--- Set task ---
Keep only the lines of the data below that contain "screenshot", and copy them.

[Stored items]
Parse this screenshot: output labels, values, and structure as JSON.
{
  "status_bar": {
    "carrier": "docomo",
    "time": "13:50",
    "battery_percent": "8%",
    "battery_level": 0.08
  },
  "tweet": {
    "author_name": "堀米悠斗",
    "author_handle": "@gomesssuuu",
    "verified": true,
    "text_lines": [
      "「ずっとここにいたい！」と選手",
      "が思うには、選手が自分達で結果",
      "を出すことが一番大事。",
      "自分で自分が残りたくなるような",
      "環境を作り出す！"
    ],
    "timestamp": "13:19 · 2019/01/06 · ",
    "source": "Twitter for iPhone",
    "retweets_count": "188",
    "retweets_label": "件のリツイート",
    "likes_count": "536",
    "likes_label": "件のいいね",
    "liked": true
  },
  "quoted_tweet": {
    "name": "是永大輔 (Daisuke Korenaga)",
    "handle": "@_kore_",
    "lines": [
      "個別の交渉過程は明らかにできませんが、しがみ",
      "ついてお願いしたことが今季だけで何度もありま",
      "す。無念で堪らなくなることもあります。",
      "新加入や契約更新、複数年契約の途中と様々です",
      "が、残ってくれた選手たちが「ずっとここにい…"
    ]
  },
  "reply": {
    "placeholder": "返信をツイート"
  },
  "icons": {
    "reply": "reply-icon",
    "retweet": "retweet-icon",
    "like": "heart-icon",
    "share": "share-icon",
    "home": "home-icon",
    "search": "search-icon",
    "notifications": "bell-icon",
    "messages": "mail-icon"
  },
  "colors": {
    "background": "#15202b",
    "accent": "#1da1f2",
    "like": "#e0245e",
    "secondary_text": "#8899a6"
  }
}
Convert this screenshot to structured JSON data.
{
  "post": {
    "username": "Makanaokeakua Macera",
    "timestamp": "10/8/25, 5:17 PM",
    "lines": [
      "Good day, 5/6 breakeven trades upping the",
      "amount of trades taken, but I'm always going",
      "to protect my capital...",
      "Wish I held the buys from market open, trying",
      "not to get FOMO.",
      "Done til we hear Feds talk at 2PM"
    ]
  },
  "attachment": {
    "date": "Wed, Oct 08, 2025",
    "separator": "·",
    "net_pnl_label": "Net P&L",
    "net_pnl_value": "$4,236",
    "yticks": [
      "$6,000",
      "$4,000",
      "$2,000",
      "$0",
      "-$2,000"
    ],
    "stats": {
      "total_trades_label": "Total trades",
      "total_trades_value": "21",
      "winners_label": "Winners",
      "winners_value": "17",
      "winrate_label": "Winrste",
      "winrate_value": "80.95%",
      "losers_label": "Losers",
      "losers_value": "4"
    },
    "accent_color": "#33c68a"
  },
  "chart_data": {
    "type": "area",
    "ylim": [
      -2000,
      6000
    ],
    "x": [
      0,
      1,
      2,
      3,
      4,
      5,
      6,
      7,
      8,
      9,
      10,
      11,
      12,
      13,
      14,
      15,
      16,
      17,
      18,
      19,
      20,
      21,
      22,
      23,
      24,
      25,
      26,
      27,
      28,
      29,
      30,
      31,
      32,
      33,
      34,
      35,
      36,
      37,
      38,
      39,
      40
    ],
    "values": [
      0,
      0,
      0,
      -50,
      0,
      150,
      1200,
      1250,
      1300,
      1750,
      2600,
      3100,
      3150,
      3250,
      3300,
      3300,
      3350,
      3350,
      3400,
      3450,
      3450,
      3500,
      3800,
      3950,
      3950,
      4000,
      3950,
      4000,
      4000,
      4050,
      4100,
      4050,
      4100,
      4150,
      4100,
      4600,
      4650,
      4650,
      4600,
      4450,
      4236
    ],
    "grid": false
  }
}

--- The completed task ---
Parse this screenshot: output labels, values, and structure as JSON.
Convert this screenshot to structured JSON data.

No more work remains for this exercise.